New York State Seal
STATE OF NEW YORK
INSURANCE DEPARTMENT
ONE COMMERCE PLAZA
ALBANY, NEW YORK 12257

David A. Paterson
Governor

Eric R. Dinallo
Superintendent

OGC Op. No. 08-05-07

The Office of General Counsel issued the following opinion on May 16, 2008, representing the position of the New York State Insurance Department.

RE: Insurer designating a contractor to repair, rebuild or replace

Question Presented:

May a property/casualty insurer designate any contractor to rebuild an insured property that has been partially destroyed by fire, if, pursuant to the policy, the insurer has an option to repair, rebuild or replace the property with other property of like kind and quality?

Conclusion:

Nothing in the New York Insurance Law prohibits a property/casualty insurer from designating the contractor of its choosing to repair or rebuild an insured property that has been partially destroyed by fire, pursuant to an insurance policy vesting the insurer with an option to repair, rebuild or replace the property with other property of like kind and quality.

**Written request 1**
From the Insurance Department opinion, extract verbatim the part that opens with the words containing "OGC Op. No." and closes with "kind and quality.".
**Written request 2**
Reproduce every line of the rows below the opinion verbatim, omitting the pictures.

**Stored data**
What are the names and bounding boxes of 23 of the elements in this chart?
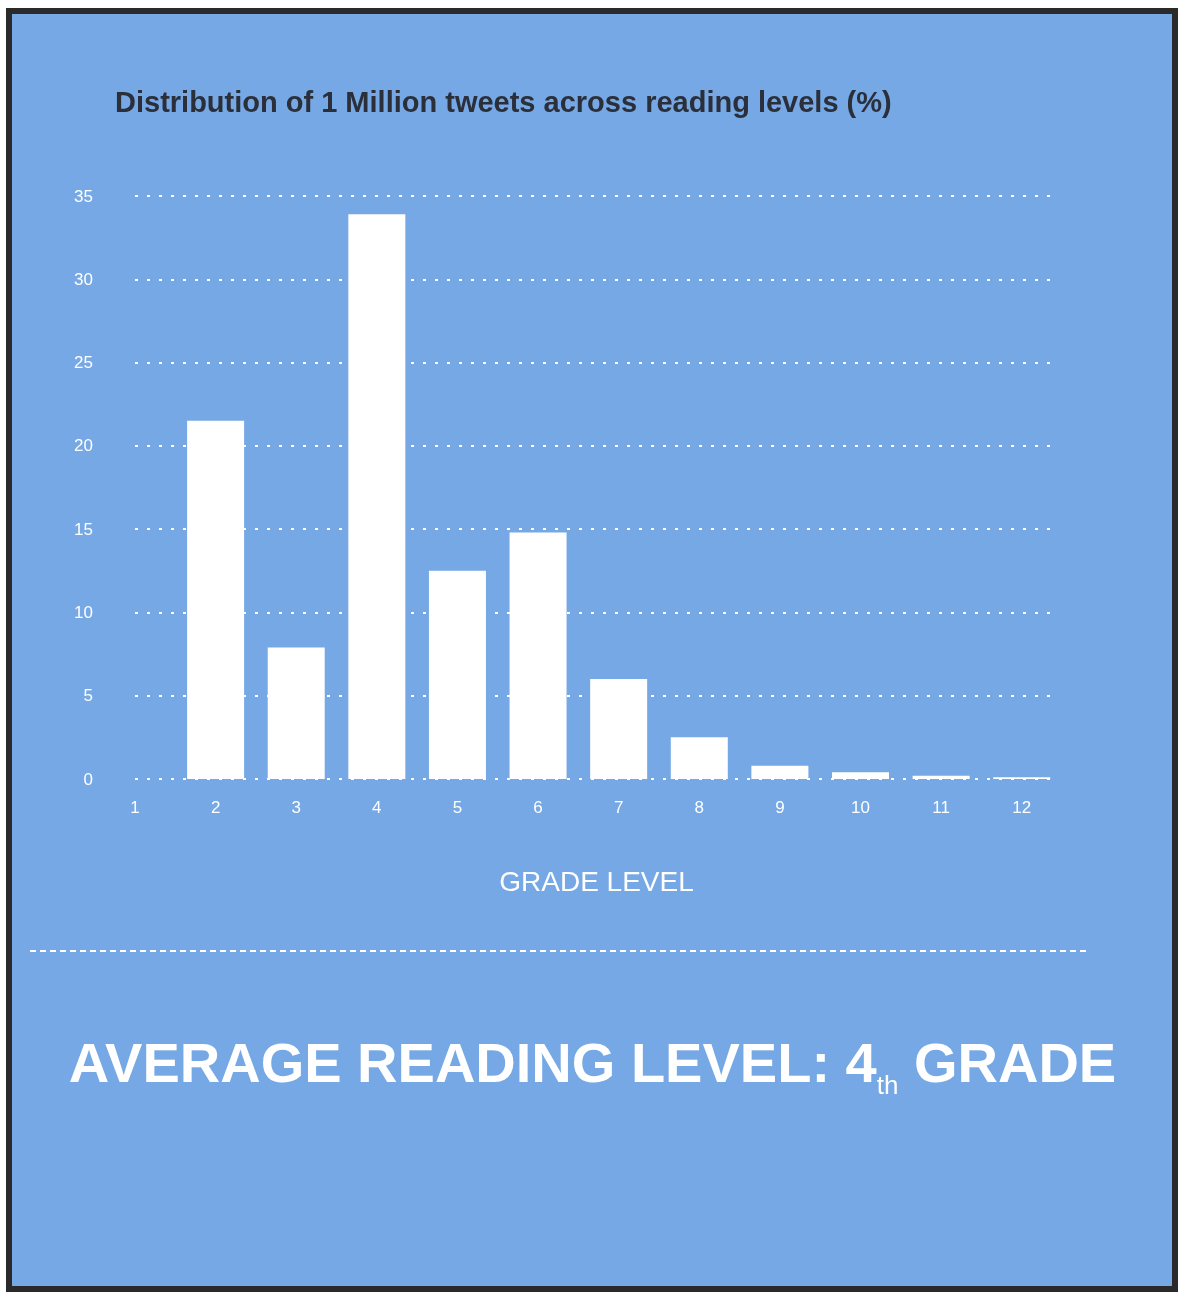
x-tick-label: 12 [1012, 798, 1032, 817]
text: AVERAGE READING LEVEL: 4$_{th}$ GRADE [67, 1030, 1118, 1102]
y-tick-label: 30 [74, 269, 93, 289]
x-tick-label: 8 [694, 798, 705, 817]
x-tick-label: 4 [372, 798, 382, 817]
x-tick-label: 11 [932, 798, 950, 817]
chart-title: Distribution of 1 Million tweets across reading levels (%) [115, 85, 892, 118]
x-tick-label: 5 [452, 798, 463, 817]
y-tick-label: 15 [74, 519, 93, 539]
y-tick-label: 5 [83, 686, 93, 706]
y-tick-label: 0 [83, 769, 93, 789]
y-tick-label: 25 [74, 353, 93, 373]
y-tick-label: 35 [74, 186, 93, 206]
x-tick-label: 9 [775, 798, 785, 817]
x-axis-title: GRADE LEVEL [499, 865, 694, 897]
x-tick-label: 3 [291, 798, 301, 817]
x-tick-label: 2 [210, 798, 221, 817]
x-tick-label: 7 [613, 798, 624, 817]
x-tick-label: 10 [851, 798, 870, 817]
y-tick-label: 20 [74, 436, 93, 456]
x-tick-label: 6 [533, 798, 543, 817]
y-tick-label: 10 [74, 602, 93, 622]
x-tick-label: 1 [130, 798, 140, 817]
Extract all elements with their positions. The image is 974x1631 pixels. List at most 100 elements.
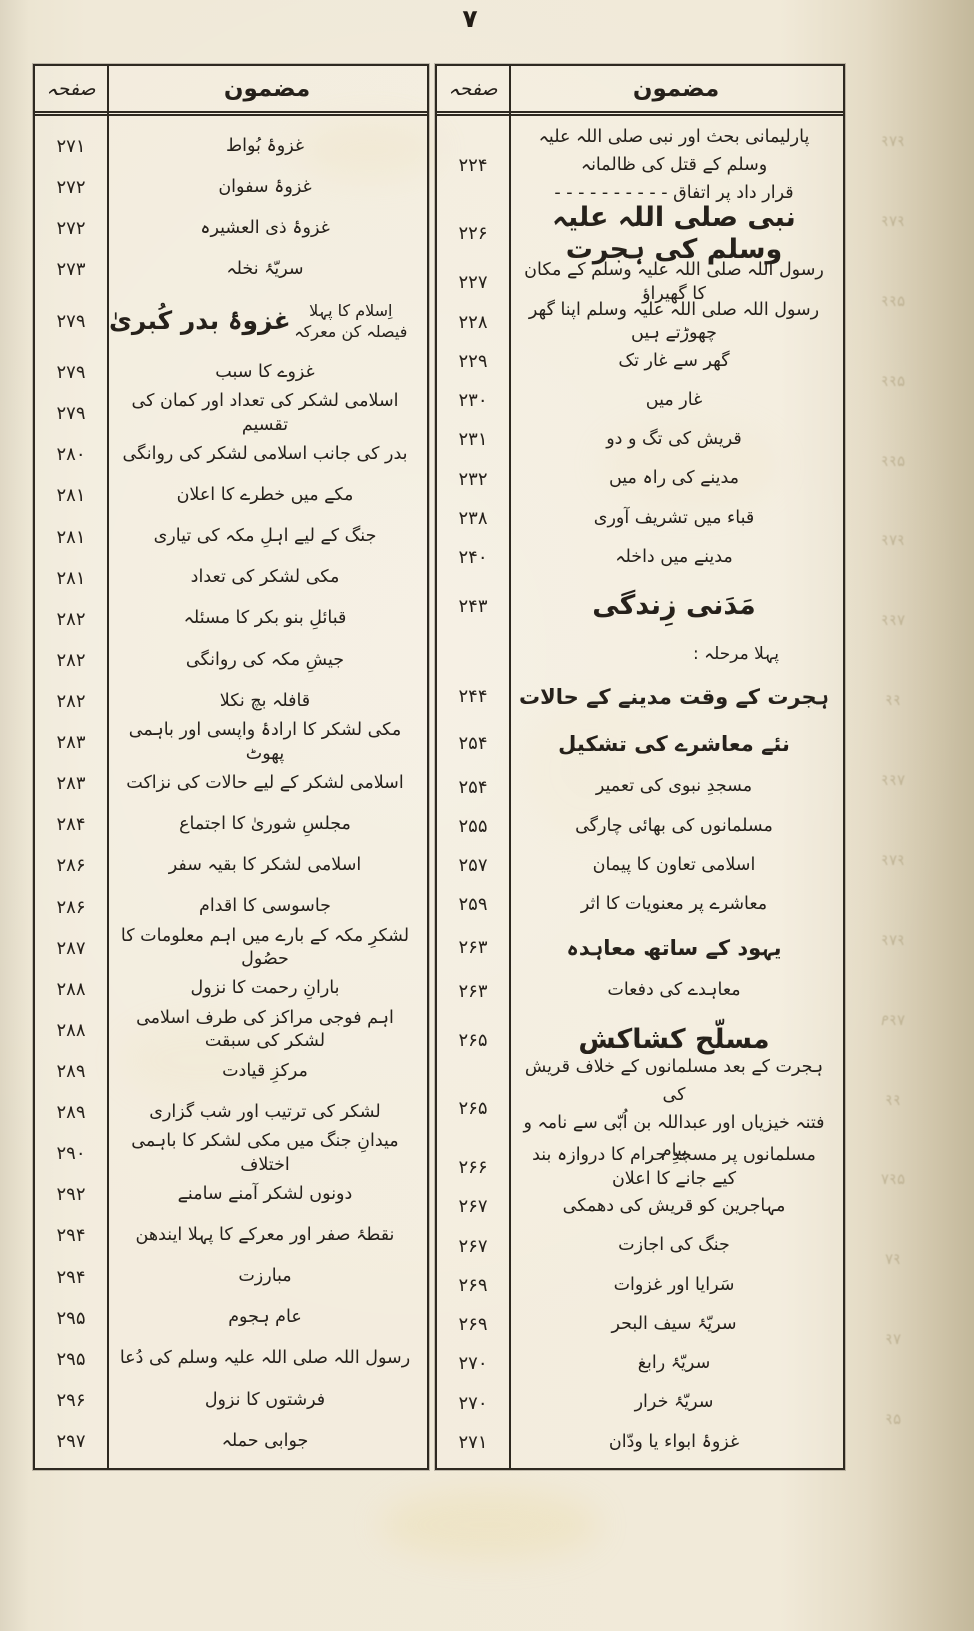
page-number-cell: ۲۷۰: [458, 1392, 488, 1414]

**Task result 1**
OGC Op. No. 08-05-07

The Office of General Counsel issued the following opinion on May 16, 2008, representing the position of the New York State Insurance Department.

RE: Insurer designating a contractor to repair, rebuild or replace

Question Presented:

May a property/casualty insurer designate any contractor to rebuild an insured property that has been partially destroyed by fire, if, pursuant to the policy, the insurer has an option to repair, rebuild or replace the property with other property of like kind and quality?

Conclusion:

Nothing in the New York Insurance Law prohibits a property/casualty insurer from designating the contractor of its choosing to repair or rebuild an insured property that has been partially destroyed by fire, pursuant to an insurance policy vesting the insurer with an option to repair, rebuild or replace the property with other property of like kind and quality.

**Task result 2**
What are the names and bounding boxes of 23 of the elements in this chart?
x-tick-label: 12 [1012, 798, 1032, 817]
text: AVERAGE READING LEVEL: 4$_{th}$ GRADE [67, 1030, 1118, 1102]
y-tick-label: 30 [74, 269, 93, 289]
x-tick-label: 8 [694, 798, 705, 817]
x-tick-label: 4 [372, 798, 382, 817]
x-tick-label: 11 [932, 798, 950, 817]
chart-title: Distribution of 1 Million tweets across reading levels (%) [115, 85, 892, 118]
x-tick-label: 5 [452, 798, 463, 817]
y-tick-label: 15 [74, 519, 93, 539]
y-tick-label: 5 [83, 686, 93, 706]
y-tick-label: 0 [83, 769, 93, 789]
y-tick-label: 25 [74, 353, 93, 373]
y-tick-label: 35 [74, 186, 93, 206]
x-tick-label: 9 [775, 798, 785, 817]
x-axis-title: GRADE LEVEL [499, 865, 694, 897]
x-tick-label: 3 [291, 798, 301, 817]
x-tick-label: 2 [210, 798, 221, 817]
x-tick-label: 7 [613, 798, 624, 817]
x-tick-label: 10 [851, 798, 870, 817]
y-tick-label: 20 [74, 436, 93, 456]
x-tick-label: 6 [533, 798, 543, 817]
y-tick-label: 10 [74, 602, 93, 622]
x-tick-label: 1 [130, 798, 140, 817]
Extract all elements with their positions. The image is 974x1631 pixels. List at most 100 elements.
page-number-cell: ۲۷۰: [458, 1392, 488, 1414]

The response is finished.